→ **The exercise**
Using the listing below, report all lines holding the word "حديث".

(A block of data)
....

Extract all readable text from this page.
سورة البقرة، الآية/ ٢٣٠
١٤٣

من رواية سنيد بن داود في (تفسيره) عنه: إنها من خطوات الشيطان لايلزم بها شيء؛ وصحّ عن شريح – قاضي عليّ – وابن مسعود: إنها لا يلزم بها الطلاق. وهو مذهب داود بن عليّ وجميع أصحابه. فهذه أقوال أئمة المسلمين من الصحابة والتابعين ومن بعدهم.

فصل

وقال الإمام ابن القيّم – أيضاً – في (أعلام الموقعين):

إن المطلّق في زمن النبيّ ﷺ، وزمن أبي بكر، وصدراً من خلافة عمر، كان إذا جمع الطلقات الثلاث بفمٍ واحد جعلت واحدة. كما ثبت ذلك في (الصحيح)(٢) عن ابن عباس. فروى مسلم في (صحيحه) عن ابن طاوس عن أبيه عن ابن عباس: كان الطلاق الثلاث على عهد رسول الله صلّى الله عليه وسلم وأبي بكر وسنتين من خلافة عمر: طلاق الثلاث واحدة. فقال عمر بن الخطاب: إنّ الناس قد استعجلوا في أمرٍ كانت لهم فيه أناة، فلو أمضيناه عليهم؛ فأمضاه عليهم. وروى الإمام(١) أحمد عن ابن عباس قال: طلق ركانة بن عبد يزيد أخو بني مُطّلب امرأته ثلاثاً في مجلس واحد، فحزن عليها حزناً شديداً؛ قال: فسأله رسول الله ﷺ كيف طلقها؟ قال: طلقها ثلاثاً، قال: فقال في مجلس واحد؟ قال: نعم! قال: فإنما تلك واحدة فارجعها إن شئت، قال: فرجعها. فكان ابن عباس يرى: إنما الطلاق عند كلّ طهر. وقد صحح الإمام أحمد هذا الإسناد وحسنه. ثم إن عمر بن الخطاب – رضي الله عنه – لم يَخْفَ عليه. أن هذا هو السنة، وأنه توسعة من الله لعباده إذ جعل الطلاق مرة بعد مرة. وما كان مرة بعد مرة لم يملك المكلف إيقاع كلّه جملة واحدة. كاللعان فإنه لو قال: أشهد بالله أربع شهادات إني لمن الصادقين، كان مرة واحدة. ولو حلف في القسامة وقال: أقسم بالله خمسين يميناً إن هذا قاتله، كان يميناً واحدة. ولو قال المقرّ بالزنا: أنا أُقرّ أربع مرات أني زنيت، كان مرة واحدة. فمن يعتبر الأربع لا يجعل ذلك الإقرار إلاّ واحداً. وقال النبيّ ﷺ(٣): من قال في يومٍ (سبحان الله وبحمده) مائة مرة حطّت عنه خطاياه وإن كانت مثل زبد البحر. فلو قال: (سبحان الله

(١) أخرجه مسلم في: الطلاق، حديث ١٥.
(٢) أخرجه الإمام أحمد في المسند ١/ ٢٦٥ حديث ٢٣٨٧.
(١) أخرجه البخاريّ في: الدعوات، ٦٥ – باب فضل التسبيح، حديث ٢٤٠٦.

....

→ **Exercise result**
(١) أخرجه مسلم في: الطلاق، حديث ١٥.
(٢) أخرجه الإمام أحمد في المسند ١/ ٢٦٥ حديث ٢٣٨٧.
(١) أخرجه البخاريّ في: الدعوات، ٦٥ – باب فضل التسبيح، حديث ٢٤٠٦.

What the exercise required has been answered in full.